#### Visual layout annotation data:
--- Start ---

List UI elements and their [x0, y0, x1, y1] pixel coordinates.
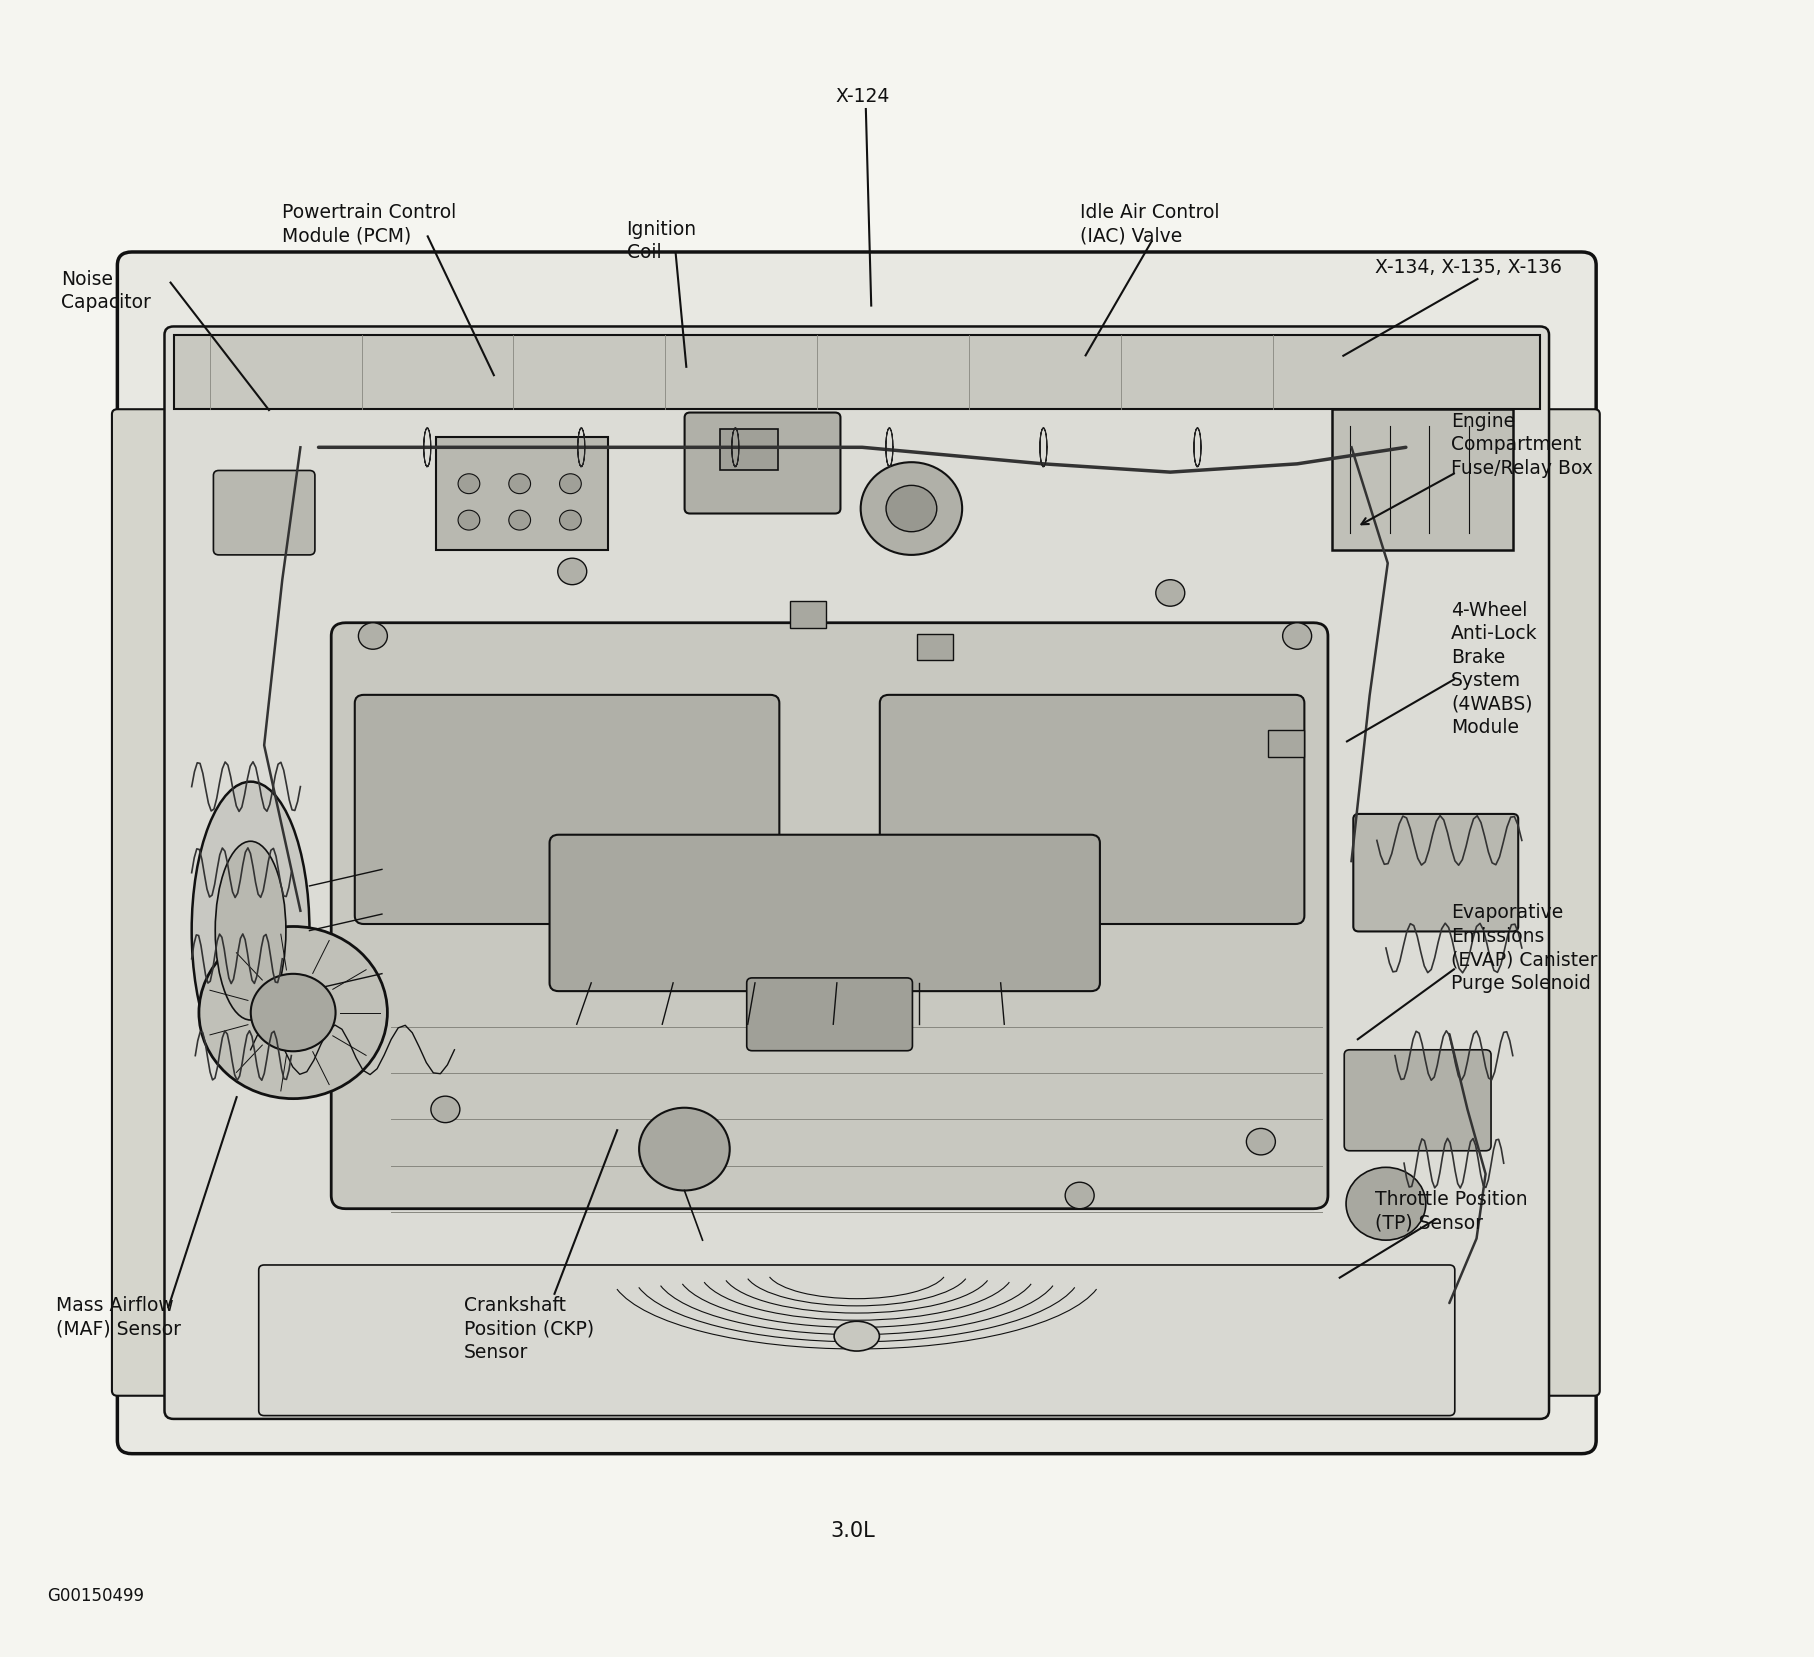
Circle shape: [1246, 1128, 1275, 1155]
FancyBboxPatch shape: [112, 409, 205, 1395]
FancyBboxPatch shape: [1344, 1051, 1491, 1152]
Circle shape: [457, 510, 479, 530]
Text: X-124: X-124: [834, 88, 889, 106]
Text: 4-Wheel
Anti-Lock
Brake
System
(4WABS)
Module: 4-Wheel Anti-Lock Brake System (4WABS) M…: [1451, 600, 1536, 737]
Ellipse shape: [216, 842, 287, 1021]
FancyBboxPatch shape: [1506, 409, 1598, 1395]
Bar: [916, 635, 952, 661]
FancyBboxPatch shape: [259, 1266, 1455, 1415]
Text: G00150499: G00150499: [47, 1586, 143, 1604]
FancyBboxPatch shape: [330, 623, 1328, 1210]
Text: Ignition
Coil: Ignition Coil: [626, 220, 697, 262]
Bar: [174, 335, 1538, 409]
FancyBboxPatch shape: [1353, 815, 1517, 931]
Ellipse shape: [834, 1322, 880, 1350]
Text: Throttle Position
(TP) Sensor: Throttle Position (TP) Sensor: [1375, 1190, 1527, 1231]
Bar: [789, 601, 825, 628]
Ellipse shape: [192, 782, 310, 1080]
FancyBboxPatch shape: [746, 978, 912, 1051]
FancyBboxPatch shape: [684, 413, 840, 514]
Circle shape: [885, 486, 936, 532]
Text: Idle Air Control
(IAC) Valve: Idle Air Control (IAC) Valve: [1079, 204, 1219, 245]
Circle shape: [1346, 1168, 1426, 1241]
Text: Crankshaft
Position (CKP)
Sensor: Crankshaft Position (CKP) Sensor: [463, 1296, 593, 1360]
Circle shape: [559, 510, 580, 530]
FancyBboxPatch shape: [118, 254, 1595, 1453]
Circle shape: [200, 926, 386, 1099]
Text: Evaporative
Emissions
(EVAP) Canister
Purge Solenoid: Evaporative Emissions (EVAP) Canister Pu…: [1451, 903, 1596, 993]
FancyBboxPatch shape: [354, 696, 778, 925]
Circle shape: [860, 462, 961, 555]
Circle shape: [250, 974, 336, 1052]
Text: Powertrain Control
Module (PCM): Powertrain Control Module (PCM): [283, 204, 457, 245]
FancyBboxPatch shape: [880, 696, 1304, 925]
Circle shape: [1282, 623, 1312, 650]
Bar: [1331, 409, 1511, 550]
FancyBboxPatch shape: [214, 471, 316, 555]
Text: Engine
Compartment
Fuse/Relay Box: Engine Compartment Fuse/Relay Box: [1451, 411, 1593, 477]
Circle shape: [557, 558, 586, 585]
Bar: [1268, 731, 1304, 757]
FancyBboxPatch shape: [165, 328, 1547, 1418]
Circle shape: [639, 1109, 729, 1191]
Circle shape: [430, 1097, 459, 1123]
Circle shape: [559, 474, 580, 494]
FancyBboxPatch shape: [550, 835, 1099, 991]
Circle shape: [508, 510, 530, 530]
Bar: [720, 429, 778, 471]
Text: Noise
Capacitor: Noise Capacitor: [62, 270, 151, 312]
Text: Mass Airflow
(MAF) Sensor: Mass Airflow (MAF) Sensor: [56, 1296, 181, 1337]
Circle shape: [1065, 1183, 1094, 1210]
Circle shape: [508, 474, 530, 494]
Circle shape: [1156, 580, 1185, 606]
Circle shape: [357, 623, 386, 650]
Bar: [435, 437, 608, 550]
Text: X-134, X-135, X-136: X-134, X-135, X-136: [1375, 258, 1562, 277]
Text: 3.0L: 3.0L: [831, 1519, 874, 1539]
Circle shape: [457, 474, 479, 494]
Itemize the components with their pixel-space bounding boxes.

--- End ---

#### Instructions for the task:
Reproduce the material above with every "Circle shape" replaced by "Round marker" and everything else left unchanged. Omit the pictures from your answer.

#### Answer for the task:
List UI elements and their [x0, y0, x1, y1] pixel coordinates.
Round marker: [1246, 1128, 1275, 1155]
FancyBboxPatch shape: [112, 409, 205, 1395]
FancyBboxPatch shape: [1344, 1051, 1491, 1152]
Round marker: [457, 510, 479, 530]
Text: X-124: X-124: [834, 88, 889, 106]
Text: 4-Wheel
Anti-Lock
Brake
System
(4WABS)
Module: 4-Wheel Anti-Lock Brake System (4WABS) M…: [1451, 600, 1536, 737]
Ellipse shape: [216, 842, 287, 1021]
FancyBboxPatch shape: [1506, 409, 1598, 1395]
Bar: [916, 635, 952, 661]
FancyBboxPatch shape: [259, 1266, 1455, 1415]
Text: G00150499: G00150499: [47, 1586, 143, 1604]
FancyBboxPatch shape: [330, 623, 1328, 1210]
Text: Ignition
Coil: Ignition Coil: [626, 220, 697, 262]
Bar: [174, 335, 1538, 409]
FancyBboxPatch shape: [1353, 815, 1517, 931]
Ellipse shape: [834, 1322, 880, 1350]
Text: Throttle Position
(TP) Sensor: Throttle Position (TP) Sensor: [1375, 1190, 1527, 1231]
Bar: [789, 601, 825, 628]
Ellipse shape: [192, 782, 310, 1080]
FancyBboxPatch shape: [746, 978, 912, 1051]
FancyBboxPatch shape: [684, 413, 840, 514]
Round marker: [885, 486, 936, 532]
Text: Idle Air Control
(IAC) Valve: Idle Air Control (IAC) Valve: [1079, 204, 1219, 245]
Round marker: [1346, 1168, 1426, 1241]
Text: Crankshaft
Position (CKP)
Sensor: Crankshaft Position (CKP) Sensor: [463, 1296, 593, 1360]
Round marker: [559, 510, 580, 530]
FancyBboxPatch shape: [118, 254, 1595, 1453]
Round marker: [200, 926, 386, 1099]
Text: Evaporative
Emissions
(EVAP) Canister
Purge Solenoid: Evaporative Emissions (EVAP) Canister Pu…: [1451, 903, 1596, 993]
FancyBboxPatch shape: [354, 696, 778, 925]
Round marker: [860, 462, 961, 555]
Round marker: [250, 974, 336, 1052]
Text: Powertrain Control
Module (PCM): Powertrain Control Module (PCM): [283, 204, 457, 245]
FancyBboxPatch shape: [880, 696, 1304, 925]
Round marker: [1282, 623, 1312, 650]
Bar: [1331, 409, 1511, 550]
FancyBboxPatch shape: [214, 471, 316, 555]
Text: Engine
Compartment
Fuse/Relay Box: Engine Compartment Fuse/Relay Box: [1451, 411, 1593, 477]
Round marker: [557, 558, 586, 585]
Bar: [1268, 731, 1304, 757]
FancyBboxPatch shape: [165, 328, 1547, 1418]
Round marker: [639, 1109, 729, 1191]
Round marker: [430, 1097, 459, 1123]
Round marker: [559, 474, 580, 494]
FancyBboxPatch shape: [550, 835, 1099, 991]
Round marker: [508, 510, 530, 530]
Bar: [720, 429, 778, 471]
Text: Noise
Capacitor: Noise Capacitor: [62, 270, 151, 312]
Text: Mass Airflow
(MAF) Sensor: Mass Airflow (MAF) Sensor: [56, 1296, 181, 1337]
Round marker: [1065, 1183, 1094, 1210]
Round marker: [508, 474, 530, 494]
Round marker: [1156, 580, 1185, 606]
Round marker: [357, 623, 386, 650]
Bar: [435, 437, 608, 550]
Text: X-134, X-135, X-136: X-134, X-135, X-136: [1375, 258, 1562, 277]
Text: 3.0L: 3.0L: [831, 1519, 874, 1539]
Round marker: [457, 474, 479, 494]
Itemize the components with their pixel-space bounding boxes.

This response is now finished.